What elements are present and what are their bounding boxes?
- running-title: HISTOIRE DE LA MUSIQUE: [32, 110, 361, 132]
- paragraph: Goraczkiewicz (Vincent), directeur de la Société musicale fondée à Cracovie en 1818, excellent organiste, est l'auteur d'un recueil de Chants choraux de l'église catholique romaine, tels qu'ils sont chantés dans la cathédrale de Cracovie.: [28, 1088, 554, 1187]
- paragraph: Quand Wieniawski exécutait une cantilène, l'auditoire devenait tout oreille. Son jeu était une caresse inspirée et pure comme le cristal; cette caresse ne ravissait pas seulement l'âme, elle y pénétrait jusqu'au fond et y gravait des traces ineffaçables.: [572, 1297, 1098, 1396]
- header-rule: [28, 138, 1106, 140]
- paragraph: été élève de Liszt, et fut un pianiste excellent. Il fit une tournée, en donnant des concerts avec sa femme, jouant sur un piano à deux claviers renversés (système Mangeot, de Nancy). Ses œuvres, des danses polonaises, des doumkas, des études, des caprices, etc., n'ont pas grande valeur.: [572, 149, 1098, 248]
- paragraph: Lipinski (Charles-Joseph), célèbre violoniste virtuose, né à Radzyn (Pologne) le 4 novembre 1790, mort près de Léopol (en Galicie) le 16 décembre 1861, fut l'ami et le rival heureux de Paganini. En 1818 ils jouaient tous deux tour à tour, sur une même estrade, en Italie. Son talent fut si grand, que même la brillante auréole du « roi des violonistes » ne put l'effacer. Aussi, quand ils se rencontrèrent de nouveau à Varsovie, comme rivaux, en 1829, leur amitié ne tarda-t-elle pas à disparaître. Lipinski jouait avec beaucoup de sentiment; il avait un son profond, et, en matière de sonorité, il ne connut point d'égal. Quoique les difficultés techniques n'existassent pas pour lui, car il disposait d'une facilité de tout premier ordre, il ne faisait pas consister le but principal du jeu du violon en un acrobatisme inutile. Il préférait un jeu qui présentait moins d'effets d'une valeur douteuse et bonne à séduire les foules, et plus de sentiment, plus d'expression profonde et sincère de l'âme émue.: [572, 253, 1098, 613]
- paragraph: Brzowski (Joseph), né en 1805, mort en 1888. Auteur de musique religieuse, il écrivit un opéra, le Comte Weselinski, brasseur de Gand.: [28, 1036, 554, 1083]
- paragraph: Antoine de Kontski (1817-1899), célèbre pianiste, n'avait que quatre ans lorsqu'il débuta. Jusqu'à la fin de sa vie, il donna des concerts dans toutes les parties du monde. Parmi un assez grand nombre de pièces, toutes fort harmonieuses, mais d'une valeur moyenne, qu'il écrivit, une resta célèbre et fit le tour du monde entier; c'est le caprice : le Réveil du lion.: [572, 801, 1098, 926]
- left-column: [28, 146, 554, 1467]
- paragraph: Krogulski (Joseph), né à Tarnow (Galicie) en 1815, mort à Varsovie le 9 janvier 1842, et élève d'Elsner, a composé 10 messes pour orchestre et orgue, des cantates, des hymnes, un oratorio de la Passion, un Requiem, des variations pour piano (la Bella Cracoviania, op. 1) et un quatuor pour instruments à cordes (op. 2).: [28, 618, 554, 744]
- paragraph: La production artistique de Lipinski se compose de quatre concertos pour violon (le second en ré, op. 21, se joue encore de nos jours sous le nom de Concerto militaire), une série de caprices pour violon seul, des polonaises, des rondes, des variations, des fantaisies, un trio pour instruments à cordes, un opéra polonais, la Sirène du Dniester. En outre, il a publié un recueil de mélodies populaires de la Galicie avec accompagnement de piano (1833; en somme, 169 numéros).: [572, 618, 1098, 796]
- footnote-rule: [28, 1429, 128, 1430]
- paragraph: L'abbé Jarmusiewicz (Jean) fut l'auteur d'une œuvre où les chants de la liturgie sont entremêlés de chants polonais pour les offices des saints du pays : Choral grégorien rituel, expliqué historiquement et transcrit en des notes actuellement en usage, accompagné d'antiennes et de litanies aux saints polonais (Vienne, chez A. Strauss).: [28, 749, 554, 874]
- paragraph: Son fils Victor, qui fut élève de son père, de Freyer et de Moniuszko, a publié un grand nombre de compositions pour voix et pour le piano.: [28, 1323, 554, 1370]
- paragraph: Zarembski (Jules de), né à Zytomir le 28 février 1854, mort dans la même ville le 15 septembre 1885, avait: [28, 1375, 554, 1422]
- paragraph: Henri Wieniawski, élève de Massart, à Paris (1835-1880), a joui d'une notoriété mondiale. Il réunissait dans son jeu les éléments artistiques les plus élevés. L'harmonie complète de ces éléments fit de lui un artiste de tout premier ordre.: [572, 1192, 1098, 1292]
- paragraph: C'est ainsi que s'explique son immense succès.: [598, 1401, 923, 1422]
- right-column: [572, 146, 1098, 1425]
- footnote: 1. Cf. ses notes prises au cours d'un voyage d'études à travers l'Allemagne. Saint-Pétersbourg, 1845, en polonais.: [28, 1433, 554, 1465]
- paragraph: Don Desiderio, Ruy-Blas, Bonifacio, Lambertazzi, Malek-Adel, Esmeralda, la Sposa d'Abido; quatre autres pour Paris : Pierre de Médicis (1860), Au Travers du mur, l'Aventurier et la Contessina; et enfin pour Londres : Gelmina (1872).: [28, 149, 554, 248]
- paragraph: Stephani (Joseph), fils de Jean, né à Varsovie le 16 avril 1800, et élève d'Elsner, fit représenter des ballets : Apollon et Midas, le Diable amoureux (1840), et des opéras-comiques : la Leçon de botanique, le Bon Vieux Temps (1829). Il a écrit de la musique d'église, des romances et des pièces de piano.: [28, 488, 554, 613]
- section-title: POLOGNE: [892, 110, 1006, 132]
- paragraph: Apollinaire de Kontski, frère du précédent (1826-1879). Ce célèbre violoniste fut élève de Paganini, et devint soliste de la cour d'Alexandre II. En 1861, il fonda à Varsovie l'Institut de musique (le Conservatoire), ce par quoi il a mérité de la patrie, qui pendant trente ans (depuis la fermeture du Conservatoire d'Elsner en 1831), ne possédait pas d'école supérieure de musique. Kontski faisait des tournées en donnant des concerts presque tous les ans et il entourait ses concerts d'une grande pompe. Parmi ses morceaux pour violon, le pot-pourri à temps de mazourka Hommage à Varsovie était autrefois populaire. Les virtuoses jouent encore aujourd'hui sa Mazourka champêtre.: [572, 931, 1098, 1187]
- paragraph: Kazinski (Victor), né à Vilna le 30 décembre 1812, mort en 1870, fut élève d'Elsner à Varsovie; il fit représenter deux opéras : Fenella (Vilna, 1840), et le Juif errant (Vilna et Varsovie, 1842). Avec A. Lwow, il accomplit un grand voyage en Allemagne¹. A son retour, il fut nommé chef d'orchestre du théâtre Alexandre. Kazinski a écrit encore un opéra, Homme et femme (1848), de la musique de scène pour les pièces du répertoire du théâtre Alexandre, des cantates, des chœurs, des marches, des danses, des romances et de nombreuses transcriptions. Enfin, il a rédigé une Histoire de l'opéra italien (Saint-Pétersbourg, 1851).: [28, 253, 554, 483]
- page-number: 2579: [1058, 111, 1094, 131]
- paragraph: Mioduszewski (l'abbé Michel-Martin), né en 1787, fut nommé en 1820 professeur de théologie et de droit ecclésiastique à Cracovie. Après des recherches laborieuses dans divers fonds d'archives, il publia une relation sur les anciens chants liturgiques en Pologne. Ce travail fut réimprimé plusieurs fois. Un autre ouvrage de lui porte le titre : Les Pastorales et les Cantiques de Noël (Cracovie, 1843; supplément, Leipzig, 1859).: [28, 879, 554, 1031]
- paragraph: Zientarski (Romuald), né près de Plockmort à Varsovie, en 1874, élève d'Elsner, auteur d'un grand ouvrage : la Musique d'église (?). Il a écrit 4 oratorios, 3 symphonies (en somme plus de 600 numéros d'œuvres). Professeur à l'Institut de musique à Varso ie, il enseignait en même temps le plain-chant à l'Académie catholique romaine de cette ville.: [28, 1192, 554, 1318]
※
◆ WORK INSTRUCTIONS ◆
Extract, unchanged, the lines of the rows starting at the first line and ending at the line that contains "- paragraph: été", with both of those lines included.

◆ CORRECT RESULT ◆
What elements are present and what are their bounding boxes?
- running-title: HISTOIRE DE LA MUSIQUE: [32, 110, 361, 132]
- paragraph: Goraczkiewicz (Vincent), directeur de la Société musicale fondée à Cracovie en 1818, excellent organiste, est l'auteur d'un recueil de Chants choraux de l'église catholique romaine, tels qu'ils sont chantés dans la cathédrale de Cracovie.: [28, 1088, 554, 1187]
- paragraph: Quand Wieniawski exécutait une cantilène, l'auditoire devenait tout oreille. Son jeu était une caresse inspirée et pure comme le cristal; cette caresse ne ravissait pas seulement l'âme, elle y pénétrait jusqu'au fond et y gravait des traces ineffaçables.: [572, 1297, 1098, 1396]
- header-rule: [28, 138, 1106, 140]
- paragraph: été élève de Liszt, et fut un pianiste excellent. Il fit une tournée, en donnant des concerts avec sa femme, jouant sur un piano à deux claviers renversés (système Mangeot, de Nancy). Ses œuvres, des danses polonaises, des doumkas, des études, des caprices, etc., n'ont pas grande valeur.: [572, 149, 1098, 248]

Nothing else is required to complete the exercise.